PROBLEM DETAILS —
The required output is the line that contains "Extract the chart's" plus every line after it in the listing below, copied exactly as it appears.

PROVIDED DATA —
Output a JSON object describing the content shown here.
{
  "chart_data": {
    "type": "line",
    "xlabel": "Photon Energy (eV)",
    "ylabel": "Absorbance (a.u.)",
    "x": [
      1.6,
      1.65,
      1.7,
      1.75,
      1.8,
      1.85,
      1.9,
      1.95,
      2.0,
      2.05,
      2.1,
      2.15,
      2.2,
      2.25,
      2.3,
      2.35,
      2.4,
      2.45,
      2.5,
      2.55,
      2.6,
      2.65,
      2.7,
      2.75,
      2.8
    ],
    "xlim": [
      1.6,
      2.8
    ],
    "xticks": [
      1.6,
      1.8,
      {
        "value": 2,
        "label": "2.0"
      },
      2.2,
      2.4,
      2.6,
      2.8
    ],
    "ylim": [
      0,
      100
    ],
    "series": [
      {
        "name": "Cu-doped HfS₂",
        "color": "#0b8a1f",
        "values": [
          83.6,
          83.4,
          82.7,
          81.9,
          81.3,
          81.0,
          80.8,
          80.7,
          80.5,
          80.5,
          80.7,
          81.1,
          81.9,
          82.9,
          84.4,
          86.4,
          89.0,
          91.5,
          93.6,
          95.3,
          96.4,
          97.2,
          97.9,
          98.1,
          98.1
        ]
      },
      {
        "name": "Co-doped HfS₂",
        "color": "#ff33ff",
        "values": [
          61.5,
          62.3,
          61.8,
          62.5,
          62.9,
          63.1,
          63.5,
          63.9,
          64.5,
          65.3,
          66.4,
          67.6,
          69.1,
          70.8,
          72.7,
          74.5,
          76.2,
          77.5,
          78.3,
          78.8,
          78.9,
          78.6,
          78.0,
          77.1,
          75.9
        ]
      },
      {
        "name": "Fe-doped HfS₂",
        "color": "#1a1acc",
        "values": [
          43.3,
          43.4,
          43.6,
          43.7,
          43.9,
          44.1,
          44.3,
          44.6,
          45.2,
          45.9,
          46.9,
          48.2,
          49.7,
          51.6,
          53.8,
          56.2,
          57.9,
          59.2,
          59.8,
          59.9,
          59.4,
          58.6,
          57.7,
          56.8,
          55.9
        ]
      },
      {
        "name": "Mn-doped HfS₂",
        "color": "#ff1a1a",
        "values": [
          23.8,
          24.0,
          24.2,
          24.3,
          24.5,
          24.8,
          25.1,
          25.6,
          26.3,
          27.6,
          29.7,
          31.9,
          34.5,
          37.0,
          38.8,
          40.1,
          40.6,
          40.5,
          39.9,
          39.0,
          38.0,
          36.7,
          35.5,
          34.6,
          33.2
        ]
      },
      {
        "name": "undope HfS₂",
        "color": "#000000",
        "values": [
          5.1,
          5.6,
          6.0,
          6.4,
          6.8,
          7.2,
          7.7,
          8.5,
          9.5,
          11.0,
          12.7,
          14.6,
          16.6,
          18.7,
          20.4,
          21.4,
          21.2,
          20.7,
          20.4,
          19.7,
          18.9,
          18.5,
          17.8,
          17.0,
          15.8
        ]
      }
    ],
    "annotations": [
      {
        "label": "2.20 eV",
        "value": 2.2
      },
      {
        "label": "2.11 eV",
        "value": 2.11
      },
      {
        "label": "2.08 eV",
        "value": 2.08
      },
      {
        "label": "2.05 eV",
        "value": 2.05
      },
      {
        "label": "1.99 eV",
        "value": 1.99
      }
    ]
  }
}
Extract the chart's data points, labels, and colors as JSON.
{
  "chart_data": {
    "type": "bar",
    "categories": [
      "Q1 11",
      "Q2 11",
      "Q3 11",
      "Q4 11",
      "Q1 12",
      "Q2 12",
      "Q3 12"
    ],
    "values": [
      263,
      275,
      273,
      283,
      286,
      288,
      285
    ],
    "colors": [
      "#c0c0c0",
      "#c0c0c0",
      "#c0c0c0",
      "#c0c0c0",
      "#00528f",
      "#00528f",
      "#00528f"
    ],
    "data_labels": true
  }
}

CORRECT RESPONSE —
Extract the chart's data points, labels, and colors as JSON.
{
  "chart_data": {
    "type": "bar",
    "categories": [
      "Q1 11",
      "Q2 11",
      "Q3 11",
      "Q4 11",
      "Q1 12",
      "Q2 12",
      "Q3 12"
    ],
    "values": [
      263,
      275,
      273,
      283,
      286,
      288,
      285
    ],
    "colors": [
      "#c0c0c0",
      "#c0c0c0",
      "#c0c0c0",
      "#c0c0c0",
      "#00528f",
      "#00528f",
      "#00528f"
    ],
    "data_labels": true
  }
}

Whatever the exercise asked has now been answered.